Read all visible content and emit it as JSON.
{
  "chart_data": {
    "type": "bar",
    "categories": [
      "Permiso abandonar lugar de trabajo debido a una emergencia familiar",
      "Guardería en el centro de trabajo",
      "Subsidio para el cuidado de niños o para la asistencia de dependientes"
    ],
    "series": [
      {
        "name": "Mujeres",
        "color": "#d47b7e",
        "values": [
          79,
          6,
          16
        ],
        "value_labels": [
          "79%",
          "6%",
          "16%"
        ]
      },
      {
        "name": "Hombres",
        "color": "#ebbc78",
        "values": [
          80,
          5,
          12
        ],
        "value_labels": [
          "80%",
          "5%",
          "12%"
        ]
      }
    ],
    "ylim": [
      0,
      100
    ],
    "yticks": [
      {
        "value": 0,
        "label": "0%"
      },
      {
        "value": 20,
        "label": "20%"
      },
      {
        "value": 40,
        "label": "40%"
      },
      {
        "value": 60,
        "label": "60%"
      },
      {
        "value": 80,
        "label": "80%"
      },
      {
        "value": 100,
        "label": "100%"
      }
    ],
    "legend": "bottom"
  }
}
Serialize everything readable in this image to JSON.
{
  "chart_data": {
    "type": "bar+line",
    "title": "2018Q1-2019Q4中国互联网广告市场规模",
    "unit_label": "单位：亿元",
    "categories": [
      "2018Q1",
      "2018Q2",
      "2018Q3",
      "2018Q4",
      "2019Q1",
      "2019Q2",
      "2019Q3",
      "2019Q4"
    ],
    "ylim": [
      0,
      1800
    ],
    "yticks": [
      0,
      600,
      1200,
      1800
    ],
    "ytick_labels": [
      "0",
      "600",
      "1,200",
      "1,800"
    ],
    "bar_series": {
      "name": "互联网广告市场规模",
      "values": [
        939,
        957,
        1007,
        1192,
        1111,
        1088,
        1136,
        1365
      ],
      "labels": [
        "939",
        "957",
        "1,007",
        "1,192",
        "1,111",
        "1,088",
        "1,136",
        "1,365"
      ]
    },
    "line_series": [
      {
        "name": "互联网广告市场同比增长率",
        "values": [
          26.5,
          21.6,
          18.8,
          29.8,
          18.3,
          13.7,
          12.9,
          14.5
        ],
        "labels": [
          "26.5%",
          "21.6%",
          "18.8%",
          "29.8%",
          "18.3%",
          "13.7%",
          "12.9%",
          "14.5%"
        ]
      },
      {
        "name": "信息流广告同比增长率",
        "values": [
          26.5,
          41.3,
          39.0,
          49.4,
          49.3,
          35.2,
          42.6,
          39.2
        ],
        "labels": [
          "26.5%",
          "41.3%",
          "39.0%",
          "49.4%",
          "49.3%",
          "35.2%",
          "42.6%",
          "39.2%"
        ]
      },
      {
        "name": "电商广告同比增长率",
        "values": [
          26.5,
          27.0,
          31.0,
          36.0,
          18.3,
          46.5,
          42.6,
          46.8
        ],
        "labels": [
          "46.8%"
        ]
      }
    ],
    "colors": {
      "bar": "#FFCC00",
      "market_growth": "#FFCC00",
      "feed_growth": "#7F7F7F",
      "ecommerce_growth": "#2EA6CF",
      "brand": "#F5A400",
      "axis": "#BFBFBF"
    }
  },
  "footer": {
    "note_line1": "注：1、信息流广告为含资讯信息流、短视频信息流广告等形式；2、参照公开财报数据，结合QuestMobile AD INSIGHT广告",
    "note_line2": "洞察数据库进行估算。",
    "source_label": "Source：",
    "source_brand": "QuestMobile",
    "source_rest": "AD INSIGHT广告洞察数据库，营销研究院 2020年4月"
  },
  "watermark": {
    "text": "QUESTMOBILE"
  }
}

### Exercise
Give all the entries again exactly; leave none out.

### Correct result
Read all visible content and emit it as JSON.
{
  "chart_data": {
    "type": "bar",
    "categories": [
      "Permiso abandonar lugar de trabajo debido a una emergencia familiar",
      "Guardería en el centro de trabajo",
      "Subsidio para el cuidado de niños o para la asistencia de dependientes"
    ],
    "series": [
      {
        "name": "Mujeres",
        "color": "#d47b7e",
        "values": [
          79,
          6,
          16
        ],
        "value_labels": [
          "79%",
          "6%",
          "16%"
        ]
      },
      {
        "name": "Hombres",
        "color": "#ebbc78",
        "values": [
          80,
          5,
          12
        ],
        "value_labels": [
          "80%",
          "5%",
          "12%"
        ]
      }
    ],
    "ylim": [
      0,
      100
    ],
    "yticks": [
      {
        "value": 0,
        "label": "0%"
      },
      {
        "value": 20,
        "label": "20%"
      },
      {
        "value": 40,
        "label": "40%"
      },
      {
        "value": 60,
        "label": "60%"
      },
      {
        "value": 80,
        "label": "80%"
      },
      {
        "value": 100,
        "label": "100%"
      }
    ],
    "legend": "bottom"
  }
}
Serialize everything readable in this image to JSON.
{
  "chart_data": {
    "type": "bar+line",
    "title": "2018Q1-2019Q4中国互联网广告市场规模",
    "unit_label": "单位：亿元",
    "categories": [
      "2018Q1",
      "2018Q2",
      "2018Q3",
      "2018Q4",
      "2019Q1",
      "2019Q2",
      "2019Q3",
      "2019Q4"
    ],
    "ylim": [
      0,
      1800
    ],
    "yticks": [
      0,
      600,
      1200,
      1800
    ],
    "ytick_labels": [
      "0",
      "600",
      "1,200",
      "1,800"
    ],
    "bar_series": {
      "name": "互联网广告市场规模",
      "values": [
        939,
        957,
        1007,
        1192,
        1111,
        1088,
        1136,
        1365
      ],
      "labels": [
        "939",
        "957",
        "1,007",
        "1,192",
        "1,111",
        "1,088",
        "1,136",
        "1,365"
      ]
    },
    "line_series": [
      {
        "name": "互联网广告市场同比增长率",
        "values": [
          26.5,
          21.6,
          18.8,
          29.8,
          18.3,
          13.7,
          12.9,
          14.5
        ],
        "labels": [
          "26.5%",
          "21.6%",
          "18.8%",
          "29.8%",
          "18.3%",
          "13.7%",
          "12.9%",
          "14.5%"
        ]
      },
      {
        "name": "信息流广告同比增长率",
        "values": [
          26.5,
          41.3,
          39.0,
          49.4,
          49.3,
          35.2,
          42.6,
          39.2
        ],
        "labels": [
          "26.5%",
          "41.3%",
          "39.0%",
          "49.4%",
          "49.3%",
          "35.2%",
          "42.6%",
          "39.2%"
        ]
      },
      {
        "name": "电商广告同比增长率",
        "values": [
          26.5,
          27.0,
          31.0,
          36.0,
          18.3,
          46.5,
          42.6,
          46.8
        ],
        "labels": [
          "46.8%"
        ]
      }
    ],
    "colors": {
      "bar": "#FFCC00",
      "market_growth": "#FFCC00",
      "feed_growth": "#7F7F7F",
      "ecommerce_growth": "#2EA6CF",
      "brand": "#F5A400",
      "axis": "#BFBFBF"
    }
  },
  "footer": {
    "note_line1": "注：1、信息流广告为含资讯信息流、短视频信息流广告等形式；2、参照公开财报数据，结合QuestMobile AD INSIGHT广告",
    "note_line2": "洞察数据库进行估算。",
    "source_label": "Source：",
    "source_brand": "QuestMobile",
    "source_rest": "AD INSIGHT广告洞察数据库，营销研究院 2020年4月"
  },
  "watermark": {
    "text": "QUESTMOBILE"
  }
}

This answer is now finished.